Backstage glimpses with Boston Lyric Opera

BLO's Biggest Fans

Apr 14, 2013 11:20:00 PM
By BLO Staff

Boston Lyric Opera, like most arts organizations, has a devoted Board, loyal Subscribers, and a sturdy group of volunteers. We couldn’t do what we do without them! We reached out to some of our “biggest fans” to learn why they choose to support BLO and how they came to love opera.
Hugh (Subscriber, Volunteer)
Yuen (PRIMA Member)
Sasha (PRIMA Member, Volunteer)
Jane (Board Member, Subscriber, Volunteer)
HOW DID YOU BECOME INVOLVED WITH BOSTON LYRIC OPERA?
Hugh: A friend of mine used to work in the development office and I started volunteering to help her out and I just continued after that. Working as a volunteer has made me appreciate all the work that goes into the productions. I am now a subscriber as well.

§ Given information
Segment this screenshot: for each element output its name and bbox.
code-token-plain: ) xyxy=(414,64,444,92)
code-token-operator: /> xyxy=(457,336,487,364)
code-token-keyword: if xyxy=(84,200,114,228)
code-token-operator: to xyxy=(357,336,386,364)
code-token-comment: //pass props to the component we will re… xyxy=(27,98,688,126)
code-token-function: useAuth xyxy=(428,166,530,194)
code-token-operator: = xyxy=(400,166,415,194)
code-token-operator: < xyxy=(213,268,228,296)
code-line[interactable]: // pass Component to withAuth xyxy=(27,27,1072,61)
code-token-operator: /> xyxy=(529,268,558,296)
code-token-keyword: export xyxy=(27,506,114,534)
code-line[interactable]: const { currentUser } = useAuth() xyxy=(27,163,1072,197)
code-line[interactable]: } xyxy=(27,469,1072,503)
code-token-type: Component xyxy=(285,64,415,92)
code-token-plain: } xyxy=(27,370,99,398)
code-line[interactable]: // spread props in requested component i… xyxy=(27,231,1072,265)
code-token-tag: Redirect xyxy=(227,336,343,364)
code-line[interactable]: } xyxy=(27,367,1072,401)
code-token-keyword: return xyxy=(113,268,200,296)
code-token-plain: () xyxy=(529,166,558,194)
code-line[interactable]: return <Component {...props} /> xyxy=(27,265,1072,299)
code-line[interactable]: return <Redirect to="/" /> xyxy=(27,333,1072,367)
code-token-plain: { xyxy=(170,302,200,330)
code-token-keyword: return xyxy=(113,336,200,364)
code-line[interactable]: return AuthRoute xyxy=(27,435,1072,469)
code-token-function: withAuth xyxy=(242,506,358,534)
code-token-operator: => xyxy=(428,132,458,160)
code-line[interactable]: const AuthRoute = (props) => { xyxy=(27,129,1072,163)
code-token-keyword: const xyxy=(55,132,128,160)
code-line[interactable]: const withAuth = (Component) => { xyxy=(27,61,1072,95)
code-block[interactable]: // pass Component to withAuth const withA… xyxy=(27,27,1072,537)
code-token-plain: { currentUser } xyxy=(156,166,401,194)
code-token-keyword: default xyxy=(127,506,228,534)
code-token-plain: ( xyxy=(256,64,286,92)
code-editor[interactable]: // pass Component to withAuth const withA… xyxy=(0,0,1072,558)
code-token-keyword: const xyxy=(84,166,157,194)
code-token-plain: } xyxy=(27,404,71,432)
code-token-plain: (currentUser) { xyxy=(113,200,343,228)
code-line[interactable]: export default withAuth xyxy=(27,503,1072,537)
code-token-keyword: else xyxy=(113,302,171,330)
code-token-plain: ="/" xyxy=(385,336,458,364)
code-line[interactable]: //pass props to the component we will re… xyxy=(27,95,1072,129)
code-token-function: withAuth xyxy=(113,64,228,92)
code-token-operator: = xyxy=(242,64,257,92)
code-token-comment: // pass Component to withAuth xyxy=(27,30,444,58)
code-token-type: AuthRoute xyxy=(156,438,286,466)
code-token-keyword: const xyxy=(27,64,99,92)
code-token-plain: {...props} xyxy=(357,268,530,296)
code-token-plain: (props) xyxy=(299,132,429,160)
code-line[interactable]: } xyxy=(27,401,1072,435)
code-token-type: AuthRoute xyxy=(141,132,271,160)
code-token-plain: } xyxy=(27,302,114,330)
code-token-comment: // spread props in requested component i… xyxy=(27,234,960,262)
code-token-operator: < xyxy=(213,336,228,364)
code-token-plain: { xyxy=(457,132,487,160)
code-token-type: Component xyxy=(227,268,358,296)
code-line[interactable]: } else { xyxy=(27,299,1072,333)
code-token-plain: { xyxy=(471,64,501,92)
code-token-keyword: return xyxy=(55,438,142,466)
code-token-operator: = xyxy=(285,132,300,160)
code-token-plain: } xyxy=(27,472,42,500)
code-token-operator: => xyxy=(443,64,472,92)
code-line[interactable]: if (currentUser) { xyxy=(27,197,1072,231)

§ Exercise set
(1) Rewrite the Boston Lyric Opera post starting at "Yuen (PRIMA Member)" and ending at "subscriber as well.", putting "marketing office" in place of "development office".
(2) According to the Boston Lyric Opera post, how did Hugh come to start volunteering with the company?

§ Answers to the tasks
(1)
Yuen (PRIMA Member)
Sasha (PRIMA Member, Volunteer)
Jane (Board Member, Subscriber, Volunteer)
HOW DID YOU BECOME INVOLVED WITH BOSTON LYRIC OPERA?
Hugh: A friend of mine used to work in the marketing office and I started volunteering to help her out and I just continued after that. Working as a volunteer has made me appreciate all the work that goes into the productions. I am now a subscriber as well.

(2) A friend of his worked in the development office, and he began volunteering to help her out.